_Stated problem_
Look through the records below and collect all lines that hold the string "platform".

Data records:
━━━━━━

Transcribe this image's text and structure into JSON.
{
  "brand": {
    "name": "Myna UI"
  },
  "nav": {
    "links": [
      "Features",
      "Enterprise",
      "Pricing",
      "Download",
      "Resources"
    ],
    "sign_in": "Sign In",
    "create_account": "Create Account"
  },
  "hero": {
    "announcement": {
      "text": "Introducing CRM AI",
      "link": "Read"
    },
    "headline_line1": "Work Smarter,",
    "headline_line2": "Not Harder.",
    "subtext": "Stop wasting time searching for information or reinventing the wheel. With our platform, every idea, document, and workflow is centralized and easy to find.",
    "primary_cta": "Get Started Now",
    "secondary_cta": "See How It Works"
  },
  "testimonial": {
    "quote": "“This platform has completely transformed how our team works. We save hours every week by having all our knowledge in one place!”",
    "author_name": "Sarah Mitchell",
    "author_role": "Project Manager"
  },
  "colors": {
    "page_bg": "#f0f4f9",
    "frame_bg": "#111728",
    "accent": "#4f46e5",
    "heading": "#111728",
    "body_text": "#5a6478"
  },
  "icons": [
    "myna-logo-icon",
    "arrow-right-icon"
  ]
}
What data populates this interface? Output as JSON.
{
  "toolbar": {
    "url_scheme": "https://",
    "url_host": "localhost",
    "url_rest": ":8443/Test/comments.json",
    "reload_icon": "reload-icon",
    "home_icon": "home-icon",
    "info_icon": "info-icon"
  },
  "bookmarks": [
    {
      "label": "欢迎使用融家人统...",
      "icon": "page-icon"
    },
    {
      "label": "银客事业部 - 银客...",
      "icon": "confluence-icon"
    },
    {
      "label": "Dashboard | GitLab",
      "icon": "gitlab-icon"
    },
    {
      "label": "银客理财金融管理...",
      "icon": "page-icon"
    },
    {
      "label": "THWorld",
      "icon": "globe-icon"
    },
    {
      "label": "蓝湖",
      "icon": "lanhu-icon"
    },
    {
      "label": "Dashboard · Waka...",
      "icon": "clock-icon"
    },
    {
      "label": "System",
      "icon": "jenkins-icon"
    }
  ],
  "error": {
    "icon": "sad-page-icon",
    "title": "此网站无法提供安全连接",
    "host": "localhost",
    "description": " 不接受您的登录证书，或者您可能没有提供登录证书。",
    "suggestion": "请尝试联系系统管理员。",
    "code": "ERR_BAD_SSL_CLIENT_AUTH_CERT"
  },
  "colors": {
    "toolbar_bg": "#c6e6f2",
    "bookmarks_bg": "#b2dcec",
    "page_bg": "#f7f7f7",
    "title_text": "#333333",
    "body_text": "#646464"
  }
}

━━━━━━

_Exercise result_
    "subtext": "Stop wasting time searching for information or reinventing the wheel. With our platform, every idea, document, and workflow is centralized and easy to find.",
    "quote": "“This platform has completely transformed how our team works. We save hours every week by having all our knowledge in one place!”",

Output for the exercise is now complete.